The input ▸
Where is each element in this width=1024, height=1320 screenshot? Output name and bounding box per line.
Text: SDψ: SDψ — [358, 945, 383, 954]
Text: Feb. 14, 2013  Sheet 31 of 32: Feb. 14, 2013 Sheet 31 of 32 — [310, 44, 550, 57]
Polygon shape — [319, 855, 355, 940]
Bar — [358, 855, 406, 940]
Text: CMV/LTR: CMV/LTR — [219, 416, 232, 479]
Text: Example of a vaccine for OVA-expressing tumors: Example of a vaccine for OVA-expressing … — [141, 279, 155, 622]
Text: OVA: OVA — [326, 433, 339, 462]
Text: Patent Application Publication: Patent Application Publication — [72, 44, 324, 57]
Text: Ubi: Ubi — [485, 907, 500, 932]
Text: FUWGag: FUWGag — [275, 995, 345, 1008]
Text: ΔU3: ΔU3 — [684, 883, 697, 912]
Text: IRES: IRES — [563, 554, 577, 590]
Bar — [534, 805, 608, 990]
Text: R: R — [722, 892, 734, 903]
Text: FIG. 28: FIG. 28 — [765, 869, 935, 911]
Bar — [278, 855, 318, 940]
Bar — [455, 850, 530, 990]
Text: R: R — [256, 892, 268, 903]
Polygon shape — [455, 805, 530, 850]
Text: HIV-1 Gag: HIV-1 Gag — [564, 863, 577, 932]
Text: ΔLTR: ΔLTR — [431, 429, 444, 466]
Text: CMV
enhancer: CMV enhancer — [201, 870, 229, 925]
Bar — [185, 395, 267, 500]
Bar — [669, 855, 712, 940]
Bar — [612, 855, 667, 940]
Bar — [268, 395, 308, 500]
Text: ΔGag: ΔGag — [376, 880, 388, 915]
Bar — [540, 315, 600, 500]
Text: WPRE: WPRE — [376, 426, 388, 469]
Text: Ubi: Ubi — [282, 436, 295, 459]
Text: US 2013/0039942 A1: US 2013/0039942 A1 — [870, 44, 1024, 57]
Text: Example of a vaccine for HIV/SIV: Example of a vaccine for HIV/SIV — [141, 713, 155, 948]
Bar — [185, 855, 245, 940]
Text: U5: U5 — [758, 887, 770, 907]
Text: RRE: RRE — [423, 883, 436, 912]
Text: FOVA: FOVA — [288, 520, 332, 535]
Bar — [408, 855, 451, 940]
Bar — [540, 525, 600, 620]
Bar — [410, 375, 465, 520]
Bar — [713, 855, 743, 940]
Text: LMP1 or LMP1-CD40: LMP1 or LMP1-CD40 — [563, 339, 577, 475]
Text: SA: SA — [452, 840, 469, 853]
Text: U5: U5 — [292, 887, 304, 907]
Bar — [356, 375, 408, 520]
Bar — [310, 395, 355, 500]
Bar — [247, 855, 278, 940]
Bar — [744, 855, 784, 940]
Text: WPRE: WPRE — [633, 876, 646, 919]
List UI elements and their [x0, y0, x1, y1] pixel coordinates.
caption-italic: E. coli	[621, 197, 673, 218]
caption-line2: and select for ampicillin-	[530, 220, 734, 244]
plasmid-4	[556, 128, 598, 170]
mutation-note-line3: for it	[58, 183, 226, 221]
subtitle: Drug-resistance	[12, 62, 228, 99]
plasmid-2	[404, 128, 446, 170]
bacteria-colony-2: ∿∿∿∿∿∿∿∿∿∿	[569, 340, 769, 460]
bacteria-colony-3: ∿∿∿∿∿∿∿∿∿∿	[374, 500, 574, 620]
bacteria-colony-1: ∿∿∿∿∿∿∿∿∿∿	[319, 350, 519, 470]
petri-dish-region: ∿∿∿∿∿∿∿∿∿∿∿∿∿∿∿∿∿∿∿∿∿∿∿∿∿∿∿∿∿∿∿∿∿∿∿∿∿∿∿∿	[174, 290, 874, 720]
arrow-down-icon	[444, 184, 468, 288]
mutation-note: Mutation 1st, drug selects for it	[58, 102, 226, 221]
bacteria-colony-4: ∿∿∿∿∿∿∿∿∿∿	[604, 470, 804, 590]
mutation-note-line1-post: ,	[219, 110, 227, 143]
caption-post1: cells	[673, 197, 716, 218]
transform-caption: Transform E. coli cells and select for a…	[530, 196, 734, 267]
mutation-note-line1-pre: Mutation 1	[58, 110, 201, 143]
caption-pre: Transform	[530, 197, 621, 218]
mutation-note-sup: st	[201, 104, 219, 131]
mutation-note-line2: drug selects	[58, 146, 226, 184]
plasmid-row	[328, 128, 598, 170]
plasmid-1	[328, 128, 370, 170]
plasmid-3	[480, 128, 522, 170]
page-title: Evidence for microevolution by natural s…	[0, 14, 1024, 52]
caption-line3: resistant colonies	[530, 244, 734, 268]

Problem ▸
Every line above is to be transcribed exactly.

Task solution ▸
Where is each element in this width=1024, height=1320 screenshot? Output name and bounding box per line.
Text: SDψ: SDψ — [358, 945, 383, 954]
Text: Feb. 14, 2013  Sheet 31 of 32: Feb. 14, 2013 Sheet 31 of 32 — [310, 44, 550, 57]
Polygon shape — [319, 855, 355, 940]
Bar — [358, 855, 406, 940]
Text: CMV/LTR: CMV/LTR — [219, 416, 232, 479]
Text: Example of a vaccine for OVA-expressing tumors: Example of a vaccine for OVA-expressing … — [141, 279, 155, 622]
Text: OVA: OVA — [326, 433, 339, 462]
Text: Patent Application Publication: Patent Application Publication — [72, 44, 324, 57]
Text: Ubi: Ubi — [485, 907, 500, 932]
Text: FUWGag: FUWGag — [275, 995, 345, 1008]
Text: ΔU3: ΔU3 — [684, 883, 697, 912]
Text: IRES: IRES — [563, 554, 577, 590]
Bar — [534, 805, 608, 990]
Text: R: R — [722, 892, 734, 903]
Text: FIG. 28: FIG. 28 — [765, 869, 935, 911]
Bar — [278, 855, 318, 940]
Bar — [455, 850, 530, 990]
Text: R: R — [256, 892, 268, 903]
Polygon shape — [455, 805, 530, 850]
Text: HIV-1 Gag: HIV-1 Gag — [564, 863, 577, 932]
Text: ΔLTR: ΔLTR — [431, 429, 444, 466]
Text: CMV
enhancer: CMV enhancer — [201, 870, 229, 925]
Bar — [185, 395, 267, 500]
Bar — [669, 855, 712, 940]
Bar — [612, 855, 667, 940]
Bar — [268, 395, 308, 500]
Text: ΔGag: ΔGag — [376, 880, 388, 915]
Bar — [540, 315, 600, 500]
Text: WPRE: WPRE — [376, 426, 388, 469]
Text: Ubi: Ubi — [282, 436, 295, 459]
Text: US 2013/0039942 A1: US 2013/0039942 A1 — [870, 44, 1024, 57]
Text: Example of a vaccine for HIV/SIV: Example of a vaccine for HIV/SIV — [141, 713, 155, 948]
Bar — [185, 855, 245, 940]
Text: U5: U5 — [758, 887, 770, 907]
Text: RRE: RRE — [423, 883, 436, 912]
Text: FOVA: FOVA — [288, 520, 332, 535]
Bar — [408, 855, 451, 940]
Bar — [540, 525, 600, 620]
Bar — [410, 375, 465, 520]
Bar — [713, 855, 743, 940]
Text: LMP1 or LMP1-CD40: LMP1 or LMP1-CD40 — [563, 339, 577, 475]
Text: SA: SA — [452, 840, 469, 853]
Text: U5: U5 — [292, 887, 304, 907]
Bar — [356, 375, 408, 520]
Bar — [310, 395, 355, 500]
Bar — [247, 855, 278, 940]
Bar — [744, 855, 784, 940]
Text: WPRE: WPRE — [633, 876, 646, 919]
List UI elements and their [x0, y0, x1, y1] pixel coordinates.
caption-italic: E. coli	[621, 197, 673, 218]
caption-line2: and select for ampicillin-	[530, 220, 734, 244]
plasmid-4	[556, 128, 598, 170]
mutation-note-line3: for it	[58, 183, 226, 221]
subtitle: Drug-resistance	[12, 62, 228, 99]
plasmid-2	[404, 128, 446, 170]
bacteria-colony-2: ∿∿∿∿∿∿∿∿∿∿	[569, 340, 769, 460]
bacteria-colony-3: ∿∿∿∿∿∿∿∿∿∿	[374, 500, 574, 620]
bacteria-colony-1: ∿∿∿∿∿∿∿∿∿∿	[319, 350, 519, 470]
petri-dish-region: ∿∿∿∿∿∿∿∿∿∿∿∿∿∿∿∿∿∿∿∿∿∿∿∿∿∿∿∿∿∿∿∿∿∿∿∿∿∿∿∿	[174, 290, 874, 720]
arrow-down-icon	[444, 184, 468, 288]
mutation-note: Mutation 1st, drug selects for it	[58, 102, 226, 221]
bacteria-colony-4: ∿∿∿∿∿∿∿∿∿∿	[604, 470, 804, 590]
mutation-note-line1-post: ,	[219, 110, 227, 143]
caption-post1: cells	[673, 197, 716, 218]
transform-caption: Transform E. coli cells and select for a…	[530, 196, 734, 267]
mutation-note-line1-pre: Mutation 1	[58, 110, 201, 143]
caption-pre: Transform	[530, 197, 621, 218]
mutation-note-sup: st	[201, 104, 219, 131]
mutation-note-line2: drug selects	[58, 146, 226, 184]
plasmid-row	[328, 128, 598, 170]
plasmid-1	[328, 128, 370, 170]
plasmid-3	[480, 128, 522, 170]
page-title: Evidence for microevolution by natural s…	[0, 14, 1024, 52]
caption-line3: resistant colonies	[530, 244, 734, 268]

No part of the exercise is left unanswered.